Task data »
⟨

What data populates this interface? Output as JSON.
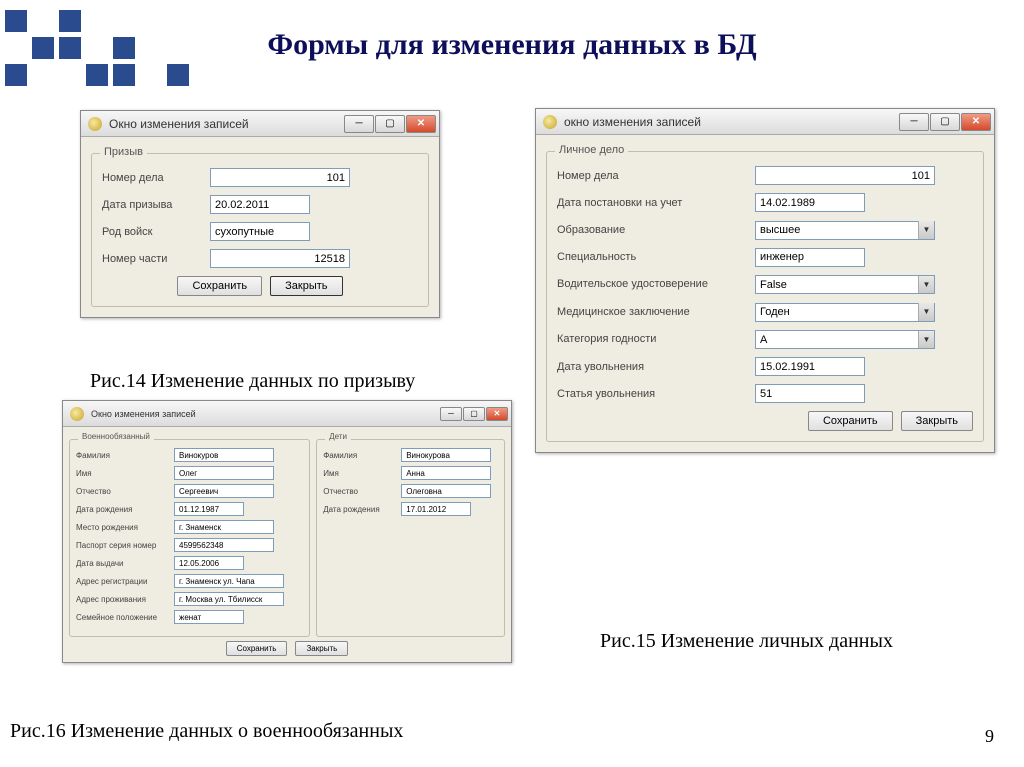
{
  "slide": {
    "title": "Формы для изменения данных в БД",
    "page_number": "9"
  },
  "captions": {
    "fig14": "Рис.14 Изменение  данных по призыву",
    "fig15": "Рис.15 Изменение личных данных",
    "fig16": "Рис.16 Изменение  данных о военнообязанных"
  },
  "window_common": {
    "title": "Окно изменения записей",
    "title_lower": "окно изменения записей",
    "save": "Сохранить",
    "close": "Закрыть"
  },
  "win1": {
    "group": "Призыв",
    "fields": {
      "case_no_label": "Номер дела",
      "case_no": "101",
      "draft_date_label": "Дата призыва",
      "draft_date": "20.02.2011",
      "troop_type_label": "Род войск",
      "troop_type": "сухопутные",
      "unit_no_label": "Номер части",
      "unit_no": "12518"
    }
  },
  "win2": {
    "group": "Личное дело",
    "fields": {
      "case_no_label": "Номер дела",
      "case_no": "101",
      "reg_date_label": "Дата постановки на учет",
      "reg_date": "14.02.1989",
      "education_label": "Образование",
      "education": "высшее",
      "speciality_label": "Специальность",
      "speciality": "инженер",
      "driver_label": "Водительское удостоверение",
      "driver": "False",
      "medical_label": "Медицинское заключение",
      "medical": "Годен",
      "category_label": "Категория годности",
      "category": "А",
      "discharge_date_label": "Дата увольнения",
      "discharge_date": "15.02.1991",
      "discharge_article_label": "Статья увольнения",
      "discharge_article": "51"
    }
  },
  "win3": {
    "group_a": "Военнообязанный",
    "group_b": "Дети",
    "a": {
      "surname_label": "Фамилия",
      "surname": "Винокуров",
      "name_label": "Имя",
      "name": "Олег",
      "patronymic_label": "Отчество",
      "patronymic": "Сергеевич",
      "dob_label": "Дата рождения",
      "dob": "01.12.1987",
      "birthplace_label": "Место рождения",
      "birthplace": "г. Знаменск",
      "passport_label": "Паспорт серия номер",
      "passport": "4599562348",
      "issue_date_label": "Дата выдачи",
      "issue_date": "12.05.2006",
      "reg_addr_label": "Адрес регистрации",
      "reg_addr": "г. Знаменск ул. Чапа",
      "live_addr_label": "Адрес проживания",
      "live_addr": "г. Москва ул. Тбилисск",
      "marital_label": "Семейное положение",
      "marital": "женат"
    },
    "b": {
      "surname_label": "Фамилия",
      "surname": "Винокурова",
      "name_label": "Имя",
      "name": "Анна",
      "patronymic_label": "Отчество",
      "patronymic": "Олеговна",
      "dob_label": "Дата рождения",
      "dob": "17.01.2012"
    }
  }
}
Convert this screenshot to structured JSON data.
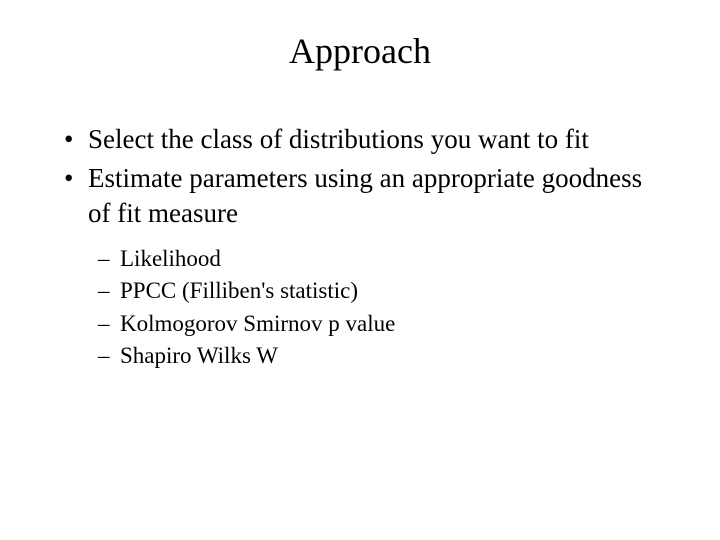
{
  "title": "Approach",
  "bullets": [
    "Select the class of distributions you want to fit",
    "Estimate parameters using an appropriate goodness of fit measure"
  ],
  "subitems": [
    "Likelihood",
    "PPCC (Filliben's statistic)",
    "Kolmogorov Smirnov p value",
    "Shapiro Wilks W"
  ]
}
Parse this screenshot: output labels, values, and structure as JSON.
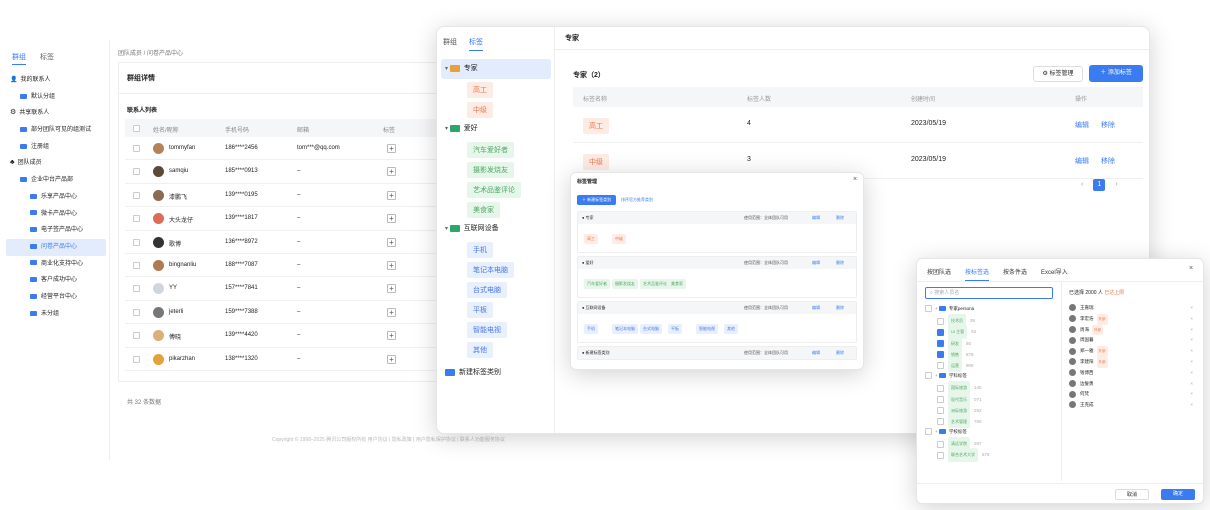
{
  "w1": {
    "tabs": [
      "群组",
      "标签"
    ],
    "breadcrumb": "团队成员 / 问卷产品中心",
    "title": "群组详情",
    "list_title": "联系人列表",
    "cols": [
      "姓名/昵称",
      "手机号码",
      "邮箱",
      "标签"
    ],
    "sidebar": [
      {
        "label": "我的联系人",
        "lvl": 0,
        "icon": "person"
      },
      {
        "label": "默认分组",
        "lvl": 1,
        "icon": "folder"
      },
      {
        "label": "共享联系人",
        "lvl": 0,
        "icon": "share"
      },
      {
        "label": "部分团队可见的组测试",
        "lvl": 1,
        "icon": "folder"
      },
      {
        "label": "注册组",
        "lvl": 1,
        "icon": "folder"
      },
      {
        "label": "团队成员",
        "lvl": 0,
        "icon": "team"
      },
      {
        "label": "企业中台产品部",
        "lvl": 1,
        "icon": "folder"
      },
      {
        "label": "乐享产品中心",
        "lvl": 2,
        "icon": "folder"
      },
      {
        "label": "微卡产品中心",
        "lvl": 2,
        "icon": "folder"
      },
      {
        "label": "电子签产品中心",
        "lvl": 2,
        "icon": "folder"
      },
      {
        "label": "问卷产品中心",
        "lvl": 2,
        "icon": "folder",
        "active": true
      },
      {
        "label": "商业化支持中心",
        "lvl": 2,
        "icon": "folder"
      },
      {
        "label": "客户成功中心",
        "lvl": 2,
        "icon": "folder"
      },
      {
        "label": "经营平台中心",
        "lvl": 2,
        "icon": "folder"
      },
      {
        "label": "未分组",
        "lvl": 2,
        "icon": "folder"
      }
    ],
    "rows": [
      {
        "name": "tommyfan",
        "phone": "186****2456",
        "email": "tom***@qq.com",
        "c": "#b4835a"
      },
      {
        "name": "samqiu",
        "phone": "185****0913",
        "email": "–",
        "c": "#5a4a3a"
      },
      {
        "name": "漆鹏飞",
        "phone": "139****0195",
        "email": "–",
        "c": "#8a6b55"
      },
      {
        "name": "大头龙仔",
        "phone": "139****1817",
        "email": "–",
        "c": "#e06a5a"
      },
      {
        "name": "歌博",
        "phone": "136****8972",
        "email": "–",
        "c": "#333"
      },
      {
        "name": "bingnanliu",
        "phone": "188****7087",
        "email": "–",
        "c": "#b07a55"
      },
      {
        "name": "YY",
        "phone": "157****7841",
        "email": "–",
        "c": "#cfd6df"
      },
      {
        "name": "jeterli",
        "phone": "159****7388",
        "email": "–",
        "c": "#777"
      },
      {
        "name": "傅晓",
        "phone": "139****4420",
        "email": "–",
        "c": "#d8b07a"
      },
      {
        "name": "pikarzhan",
        "phone": "138****1320",
        "email": "–",
        "c": "#e2a23a"
      }
    ],
    "total": "共 32 条数据",
    "footer": "Copyright © 1998–2025 腾讯公司版权所有  用户协议 | 隐私政策 | 用户隐私保护协议 | 联系人功能服务协议"
  },
  "w2": {
    "tabs": [
      "群组",
      "标签"
    ],
    "tree": [
      {
        "type": "cat",
        "label": "专家",
        "active": true
      },
      {
        "type": "tag",
        "label": "高工",
        "cls": "tag-orange"
      },
      {
        "type": "tag",
        "label": "中级",
        "cls": "tag-orange"
      },
      {
        "type": "cat",
        "label": "爱好"
      },
      {
        "type": "tag",
        "label": "汽车爱好者",
        "cls": "tag-green"
      },
      {
        "type": "tag",
        "label": "摄影发烧友",
        "cls": "tag-green"
      },
      {
        "type": "tag",
        "label": "艺术品鉴评论",
        "cls": "tag-green"
      },
      {
        "type": "tag",
        "label": "美食家",
        "cls": "tag-green"
      },
      {
        "type": "cat",
        "label": "互联网设备"
      },
      {
        "type": "tag",
        "label": "手机",
        "cls": "tag-blue"
      },
      {
        "type": "tag",
        "label": "笔记本电脑",
        "cls": "tag-blue"
      },
      {
        "type": "tag",
        "label": "台式电脑",
        "cls": "tag-blue"
      },
      {
        "type": "tag",
        "label": "平板",
        "cls": "tag-blue"
      },
      {
        "type": "tag",
        "label": "智能电视",
        "cls": "tag-blue"
      },
      {
        "type": "tag",
        "label": "其他",
        "cls": "tag-blue"
      },
      {
        "type": "new",
        "label": "新建标签类别"
      }
    ],
    "header": "专家",
    "section": "专家（2）",
    "btn_manage": "标签管理",
    "btn_add": "＋ 添加标签",
    "cols": [
      "标签名称",
      "标签人数",
      "创建时间",
      "操作"
    ],
    "rows": [
      {
        "name": "高工",
        "count": "4",
        "date": "2023/05/19"
      },
      {
        "name": "中级",
        "count": "3",
        "date": "2023/05/19"
      }
    ],
    "edit": "编辑",
    "remove": "移除",
    "page": "1"
  },
  "w3": {
    "title": "标签管理",
    "btn_new": "＋ 新建标签类别",
    "btn_rule": "排序官方推荐类别",
    "groups": [
      {
        "name": "● 专家",
        "tags": [
          "高工",
          "中级"
        ],
        "cls": "tag-orange"
      },
      {
        "name": "● 爱好",
        "tags": [
          "汽车爱好者",
          "摄影发烧友",
          "艺术品鉴评论",
          "美食家"
        ],
        "cls": "tag-green"
      },
      {
        "name": "● 互联网设备",
        "tags": [
          "手机",
          "笔记本电脑",
          "台式电脑",
          "平板",
          "智能电视",
          "其他"
        ],
        "cls": "tag-blue"
      },
      {
        "name": "● 新建标签类别",
        "tags": [],
        "cls": ""
      }
    ],
    "range": "使用范围：全体团队可用",
    "edit": "编辑",
    "del": "删除"
  },
  "w4": {
    "tabs": [
      "按团队选",
      "按标签选",
      "按条件选",
      "Excel导入"
    ],
    "search": "搜索人员名",
    "selected": "已选择 2000 人",
    "limit": "已达上限",
    "tree": [
      {
        "type": "cat",
        "label": "专家persona"
      },
      {
        "type": "t",
        "label": "技术员",
        "n": "36",
        "on": false
      },
      {
        "type": "t",
        "label": "UI 主管",
        "n": "92",
        "on": true
      },
      {
        "type": "t",
        "label": "研发",
        "n": "80",
        "on": true
      },
      {
        "type": "t",
        "label": "销售",
        "n": "879",
        "on": true
      },
      {
        "type": "t",
        "label": "运营",
        "n": "909",
        "on": false
      },
      {
        "type": "cat",
        "label": "学科标签"
      },
      {
        "type": "t",
        "label": "国际旅游",
        "n": "140",
        "on": false
      },
      {
        "type": "t",
        "label": "现代音乐",
        "n": "071",
        "on": false
      },
      {
        "type": "t",
        "label": "洲际旅游",
        "n": "292",
        "on": false
      },
      {
        "type": "t",
        "label": "艺术管理",
        "n": "780",
        "on": false
      },
      {
        "type": "cat",
        "label": "学校标签"
      },
      {
        "type": "t",
        "label": "清远学院",
        "n": "287",
        "on": false
      },
      {
        "type": "t",
        "label": "联合艺术大学",
        "n": "678",
        "on": false
      }
    ],
    "people": [
      {
        "name": "王嘉瑞",
        "tag": ""
      },
      {
        "name": "李宏浩",
        "tag": "外部"
      },
      {
        "name": "周海",
        "tag": "外部"
      },
      {
        "name": "周国暮",
        "tag": ""
      },
      {
        "name": "郑一雅",
        "tag": "外部"
      },
      {
        "name": "李建阳",
        "tag": "外部"
      },
      {
        "name": "钱博西",
        "tag": ""
      },
      {
        "name": "边誓勇",
        "tag": ""
      },
      {
        "name": "何梵",
        "tag": ""
      },
      {
        "name": "王克成",
        "tag": ""
      }
    ],
    "cancel": "取消",
    "ok": "确定"
  }
}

⟩

Job » Copy each line from the data above that includes "Адрес".

Solution to this exercise »
      "reg_addr_label": "Адрес регистрации",
      "live_addr_label": "Адрес проживания",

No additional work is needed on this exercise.